▶ INSTRUCTIONS TO FOLLOW:
Extract all of the rows below verbatim, one line per row, with nothing changed.

-------- DATA ENTRIES --------

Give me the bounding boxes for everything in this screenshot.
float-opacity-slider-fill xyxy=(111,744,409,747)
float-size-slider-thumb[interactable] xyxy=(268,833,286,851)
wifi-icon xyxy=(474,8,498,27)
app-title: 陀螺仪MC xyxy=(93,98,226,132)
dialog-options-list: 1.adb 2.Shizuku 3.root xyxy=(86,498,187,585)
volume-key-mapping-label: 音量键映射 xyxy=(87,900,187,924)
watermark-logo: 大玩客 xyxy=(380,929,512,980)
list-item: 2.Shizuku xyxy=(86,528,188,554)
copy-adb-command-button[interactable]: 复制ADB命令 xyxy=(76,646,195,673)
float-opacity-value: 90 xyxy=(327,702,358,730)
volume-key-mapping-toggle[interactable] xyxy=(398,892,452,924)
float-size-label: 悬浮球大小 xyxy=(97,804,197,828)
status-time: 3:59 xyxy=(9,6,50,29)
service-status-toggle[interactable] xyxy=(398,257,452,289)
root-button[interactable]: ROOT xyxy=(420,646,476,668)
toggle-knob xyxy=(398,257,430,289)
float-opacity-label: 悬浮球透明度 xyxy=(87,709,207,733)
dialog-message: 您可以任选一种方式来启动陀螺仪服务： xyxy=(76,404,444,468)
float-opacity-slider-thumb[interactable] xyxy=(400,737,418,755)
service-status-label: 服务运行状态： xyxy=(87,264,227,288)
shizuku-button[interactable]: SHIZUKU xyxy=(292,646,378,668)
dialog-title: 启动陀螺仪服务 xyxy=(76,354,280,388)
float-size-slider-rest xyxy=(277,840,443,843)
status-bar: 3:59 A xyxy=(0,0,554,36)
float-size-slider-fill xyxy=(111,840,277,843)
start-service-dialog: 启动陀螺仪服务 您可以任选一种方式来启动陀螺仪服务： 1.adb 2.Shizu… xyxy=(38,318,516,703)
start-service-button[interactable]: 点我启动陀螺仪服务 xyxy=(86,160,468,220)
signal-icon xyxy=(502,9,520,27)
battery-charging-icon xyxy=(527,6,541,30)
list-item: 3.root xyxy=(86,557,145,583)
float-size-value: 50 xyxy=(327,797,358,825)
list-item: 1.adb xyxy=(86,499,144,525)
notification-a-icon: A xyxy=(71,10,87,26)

--------

▶ SOLVED EXERCISE:
Give me the bounding boxes for everything in this screenshot.
float-opacity-slider-fill xyxy=(111,744,409,747)
float-size-slider-thumb[interactable] xyxy=(268,833,286,851)
wifi-icon xyxy=(474,8,498,27)
app-title: 陀螺仪MC xyxy=(93,98,226,132)
dialog-options-list: 1.adb 2.Shizuku 3.root xyxy=(86,498,187,585)
volume-key-mapping-label: 音量键映射 xyxy=(87,900,187,924)
watermark-logo: 大玩客 xyxy=(380,929,512,980)
list-item: 2.Shizuku xyxy=(86,528,188,554)
copy-adb-command-button[interactable]: 复制ADB命令 xyxy=(76,646,195,673)
float-opacity-value: 90 xyxy=(327,702,358,730)
volume-key-mapping-toggle[interactable] xyxy=(398,892,452,924)
float-size-label: 悬浮球大小 xyxy=(97,804,197,828)
status-time: 3:59 xyxy=(9,6,50,29)
service-status-toggle[interactable] xyxy=(398,257,452,289)
root-button[interactable]: ROOT xyxy=(420,646,476,668)
toggle-knob xyxy=(398,257,430,289)
float-opacity-label: 悬浮球透明度 xyxy=(87,709,207,733)
dialog-message: 您可以任选一种方式来启动陀螺仪服务： xyxy=(76,404,444,468)
float-opacity-slider-thumb[interactable] xyxy=(400,737,418,755)
service-status-label: 服务运行状态： xyxy=(87,264,227,288)
shizuku-button[interactable]: SHIZUKU xyxy=(292,646,378,668)
dialog-title: 启动陀螺仪服务 xyxy=(76,354,280,388)
float-size-slider-rest xyxy=(277,840,443,843)
status-bar: 3:59 A xyxy=(0,0,554,36)
float-size-slider-fill xyxy=(111,840,277,843)
start-service-dialog: 启动陀螺仪服务 您可以任选一种方式来启动陀螺仪服务： 1.adb 2.Shizu… xyxy=(38,318,516,703)
start-service-button[interactable]: 点我启动陀螺仪服务 xyxy=(86,160,468,220)
signal-icon xyxy=(502,9,520,27)
battery-charging-icon xyxy=(527,6,541,30)
list-item: 3.root xyxy=(86,557,145,583)
float-size-value: 50 xyxy=(327,797,358,825)
list-item: 1.adb xyxy=(86,499,144,525)
notification-a-icon: A xyxy=(71,10,87,26)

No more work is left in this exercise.